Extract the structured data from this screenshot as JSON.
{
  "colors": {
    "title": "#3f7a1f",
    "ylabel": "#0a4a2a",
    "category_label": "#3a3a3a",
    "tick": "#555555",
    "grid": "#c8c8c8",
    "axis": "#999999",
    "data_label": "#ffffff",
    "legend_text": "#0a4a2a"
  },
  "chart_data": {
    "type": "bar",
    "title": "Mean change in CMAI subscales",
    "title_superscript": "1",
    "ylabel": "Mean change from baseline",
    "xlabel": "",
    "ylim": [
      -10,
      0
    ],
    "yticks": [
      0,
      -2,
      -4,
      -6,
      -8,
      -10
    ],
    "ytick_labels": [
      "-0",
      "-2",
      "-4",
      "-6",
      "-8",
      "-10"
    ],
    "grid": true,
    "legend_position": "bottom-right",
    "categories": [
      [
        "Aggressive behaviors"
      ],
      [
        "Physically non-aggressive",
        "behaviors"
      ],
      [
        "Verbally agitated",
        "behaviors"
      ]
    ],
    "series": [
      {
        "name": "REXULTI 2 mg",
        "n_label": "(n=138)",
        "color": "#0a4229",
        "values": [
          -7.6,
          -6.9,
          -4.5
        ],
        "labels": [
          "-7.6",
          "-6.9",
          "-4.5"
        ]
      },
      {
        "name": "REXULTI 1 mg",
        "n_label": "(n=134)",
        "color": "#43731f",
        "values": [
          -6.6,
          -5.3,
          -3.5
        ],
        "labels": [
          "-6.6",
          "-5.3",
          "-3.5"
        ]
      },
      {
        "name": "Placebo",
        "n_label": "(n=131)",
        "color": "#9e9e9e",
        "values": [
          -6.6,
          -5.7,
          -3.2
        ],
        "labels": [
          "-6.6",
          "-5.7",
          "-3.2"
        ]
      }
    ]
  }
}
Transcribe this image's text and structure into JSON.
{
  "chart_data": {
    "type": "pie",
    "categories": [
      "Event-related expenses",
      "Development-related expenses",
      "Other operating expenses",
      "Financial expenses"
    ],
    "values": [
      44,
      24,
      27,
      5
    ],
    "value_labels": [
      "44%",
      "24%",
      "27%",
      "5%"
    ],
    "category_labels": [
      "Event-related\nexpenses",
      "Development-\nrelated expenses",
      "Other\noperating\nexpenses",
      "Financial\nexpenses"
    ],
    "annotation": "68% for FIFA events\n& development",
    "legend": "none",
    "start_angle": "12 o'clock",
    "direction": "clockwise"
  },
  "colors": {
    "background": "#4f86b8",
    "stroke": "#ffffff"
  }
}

▶ **Task to carry out**
Set down only these lines, exactly: the line containing "Transcribe this image's" and each line after it, through the end of the listing.

▶ **Task response**
Transcribe this image's text and structure into JSON.
{
  "chart_data": {
    "type": "pie",
    "categories": [
      "Event-related expenses",
      "Development-related expenses",
      "Other operating expenses",
      "Financial expenses"
    ],
    "values": [
      44,
      24,
      27,
      5
    ],
    "value_labels": [
      "44%",
      "24%",
      "27%",
      "5%"
    ],
    "category_labels": [
      "Event-related\nexpenses",
      "Development-\nrelated expenses",
      "Other\noperating\nexpenses",
      "Financial\nexpenses"
    ],
    "annotation": "68% for FIFA events\n& development",
    "legend": "none",
    "start_angle": "12 o'clock",
    "direction": "clockwise"
  },
  "colors": {
    "background": "#4f86b8",
    "stroke": "#ffffff"
  }
}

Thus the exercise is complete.